Obiettivo 1:
Ripeti tali e quali le voci dalla riga che contiene "legend-label: Gutter 2.-3." fino alla riga che contiene "legend-swatch: [661, 442, 670, 451]", questa compresa.

Estratto del documento:

------

La sua carriera, iniziata a Broadway alla fine degli anni Quaranta e conclusasi nel 1987, si sviluppò soprattutto in America.

In particolare il rapporto con il Metropolitan fu lungo e ricco di successi: 642 recite nel corso di 26 stagioni, compresa la prima diretta televisiva da quel teatro, nel 1977, in ‘Rigoletto’.

Non altrettanto si può dire per la Scala, che lo ospitò solo due volte: nel 1959, nella seconda compagnia del ‘Don Carlo’ e l’anno seguente come Amonasro in ‘Aida’.

Decisamente poca cosa per una voce così interessante, potente ed estesa, in grado di esprimere il suo meglio nel repertorio italiano e per un interprete così efficace ed intenso, forse un po’ danneggiato dalla pronuncia non sempre inappuntabile, ma sempre comprensibile e mai scontato.

------

Obiettivo 2:
Riscrivi il passo del testo sulla carriera lirica da "Non altrettanto si" fino a "Amonasro in ‘Aida’." compreso, cambiando "Amonasro" in "Radamès".

(Righe da un dataset di layout)
------

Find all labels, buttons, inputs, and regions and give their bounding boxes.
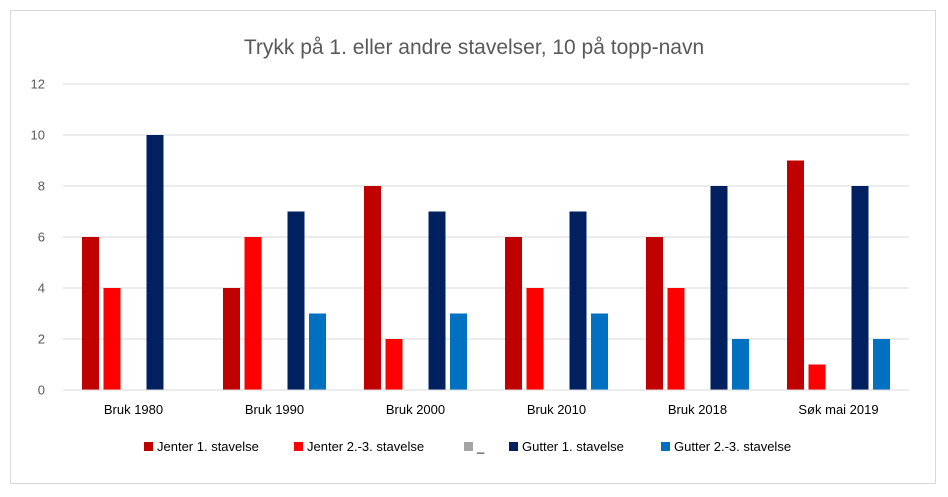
legend-label: Gutter 2.-3. stavelse: [674, 439, 791, 454]
legend-swatch: [509, 442, 518, 451]
x-category-label: Bruk 2018: [668, 402, 727, 417]
y-tick-label: 2: [38, 332, 45, 347]
bar-1-6: [787, 160, 804, 390]
y-tick-label: 12: [31, 77, 45, 92]
bar-4-6: [851, 186, 869, 390]
bar-4-4: [569, 211, 587, 390]
y-tick-label: 0: [38, 383, 45, 398]
bar-1-4: [505, 237, 522, 390]
bar-4-1: [146, 135, 164, 390]
bar-5-2: [309, 313, 326, 390]
bar-2-3: [385, 339, 403, 390]
x-category-label: Bruk 1990: [245, 402, 304, 417]
bars: [63, 135, 909, 391]
bar-5-5: [732, 339, 749, 390]
bar-1-5: [646, 237, 663, 390]
bar-2-2: [244, 237, 262, 390]
bar-2-4: [526, 288, 544, 390]
y-axis-ticks: 0 2 4 6 8 10 12: [31, 77, 45, 398]
y-tick-label: 10: [31, 128, 45, 143]
legend-swatch: [661, 442, 670, 451]
legend-label: Jenter 2.-3. stavelse: [307, 439, 424, 454]
x-category-label: Bruk 2010: [527, 402, 586, 417]
legend-label: _: [476, 439, 485, 454]
bar-4-3: [428, 211, 446, 390]
chart-title: Trykk på 1. eller andre stavelser, 10 på…: [244, 36, 704, 59]
legend-label: Gutter 1. stavelse: [522, 439, 624, 454]
bar-4-2: [287, 211, 305, 390]
bar-2-5: [667, 288, 685, 390]
chart-frame: Trykk på 1. eller andre stavelser, 10 på…: [10, 10, 936, 484]
legend-label: Jenter 1. stavelse: [157, 439, 259, 454]
x-category-label: Bruk 2000: [386, 402, 445, 417]
y-tick-label: 8: [38, 179, 45, 194]
x-category-label: Bruk 1980: [104, 402, 163, 417]
legend-swatch: [144, 442, 153, 451]
legend-swatch: [294, 442, 303, 451]
bar-5-4: [591, 313, 608, 390]
bar-5-6: [873, 339, 890, 390]
bar-1-3: [364, 186, 381, 390]
legend: Jenter 1. stavelse Jenter 2.-3. stavelse _…: [144, 439, 791, 454]
bar-4-5: [710, 186, 728, 390]
x-axis-categories: Bruk 1980 Bruk 1990 Bruk 2000 Bruk 2010 Bruk…: [104, 402, 879, 417]
bar-5-3: [450, 313, 467, 390]
gridlines: [63, 83, 909, 391]
bar-1-1: [82, 237, 99, 390]
legend-swatch: [464, 442, 473, 451]
x-category-label: Søk mai 2019: [798, 402, 878, 417]
y-tick-label: 4: [38, 281, 45, 296]
bar-chart: Trykk på 1. eller andre stavelser, 10 på…: [31, 36, 909, 454]
y-tick-label: 6: [38, 230, 45, 245]
bar-2-1: [103, 288, 121, 390]
bar-2-6: [808, 364, 826, 390]
bar-1-2: [223, 288, 240, 390]
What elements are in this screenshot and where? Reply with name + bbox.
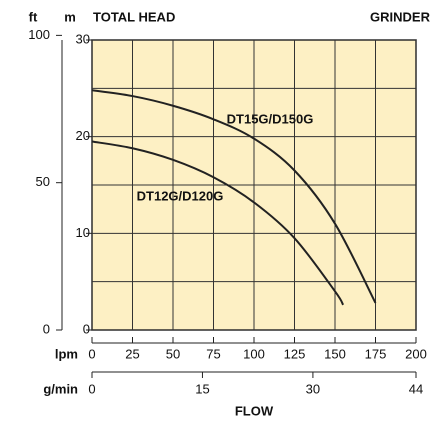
x2-unit: g/min — [43, 381, 78, 396]
x-tick-label: 125 — [284, 346, 306, 361]
chart-subtitle: GRINDER — [370, 9, 431, 24]
x-unit: lpm — [55, 346, 78, 361]
x-axis-label: FLOW — [235, 403, 274, 418]
x-tick-label: 150 — [324, 346, 346, 361]
curve — [91, 140, 344, 306]
curve — [91, 89, 377, 304]
y-unit: m — [64, 9, 76, 24]
x2-tick-label: 15 — [195, 381, 209, 396]
x-tick-label: 0 — [88, 346, 95, 361]
y2-tick-label: 50 — [36, 174, 50, 189]
series-label: DT12G/D120G — [137, 188, 224, 203]
x2-tick-label: 30 — [306, 381, 320, 396]
x-tick-label: 50 — [166, 346, 180, 361]
chart-title: TOTAL HEAD — [93, 9, 175, 24]
y2-tick-label: 0 — [43, 321, 50, 336]
x-tick-label: 100 — [243, 346, 265, 361]
y2-unit: ft — [29, 9, 38, 24]
y-tick-label: 0 — [83, 321, 90, 336]
x-tick-label: 175 — [365, 346, 387, 361]
x2-tick-label: 44 — [409, 381, 423, 396]
y-tick-label: 30 — [76, 31, 90, 46]
series-label: DT15G/D150G — [227, 111, 314, 126]
x2-tick-label: 0 — [88, 381, 95, 396]
x-tick-label: 75 — [206, 346, 220, 361]
x-tick-label: 25 — [125, 346, 139, 361]
y-tick-label: 10 — [76, 225, 90, 240]
y-tick-label: 20 — [76, 128, 90, 143]
x-tick-label: 200 — [405, 346, 427, 361]
y2-tick-label: 100 — [28, 27, 50, 42]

------

Risposta completa 1:
legend-label: Gutter 2.-3. stavelse: [674, 439, 791, 454]
legend-swatch: [509, 442, 518, 451]
x-category-label: Bruk 2018: [668, 402, 727, 417]
y-tick-label: 2: [38, 332, 45, 347]
bar-1-6: [787, 160, 804, 390]
y-tick-label: 12: [31, 77, 45, 92]
bar-4-6: [851, 186, 869, 390]
bar-4-4: [569, 211, 587, 390]
y-tick-label: 0: [38, 383, 45, 398]
bar-1-4: [505, 237, 522, 390]
bar-4-1: [146, 135, 164, 390]
bar-5-2: [309, 313, 326, 390]
bar-2-3: [385, 339, 403, 390]
x-category-label: Bruk 1990: [245, 402, 304, 417]
bars: [63, 135, 909, 391]
bar-5-5: [732, 339, 749, 390]
bar-1-5: [646, 237, 663, 390]
bar-2-2: [244, 237, 262, 390]
bar-2-4: [526, 288, 544, 390]
y-axis-ticks: 0 2 4 6 8 10 12: [31, 77, 45, 398]
y-tick-label: 10: [31, 128, 45, 143]
legend-swatch: [661, 442, 670, 451]

Risposta completa 2:
Non altrettanto si può dire per la Scala, che lo ospitò solo due volte: nel 1959, nella seconda compagnia del ‘Don Carlo’ e l’anno seguente come Radamès in ‘Aida’.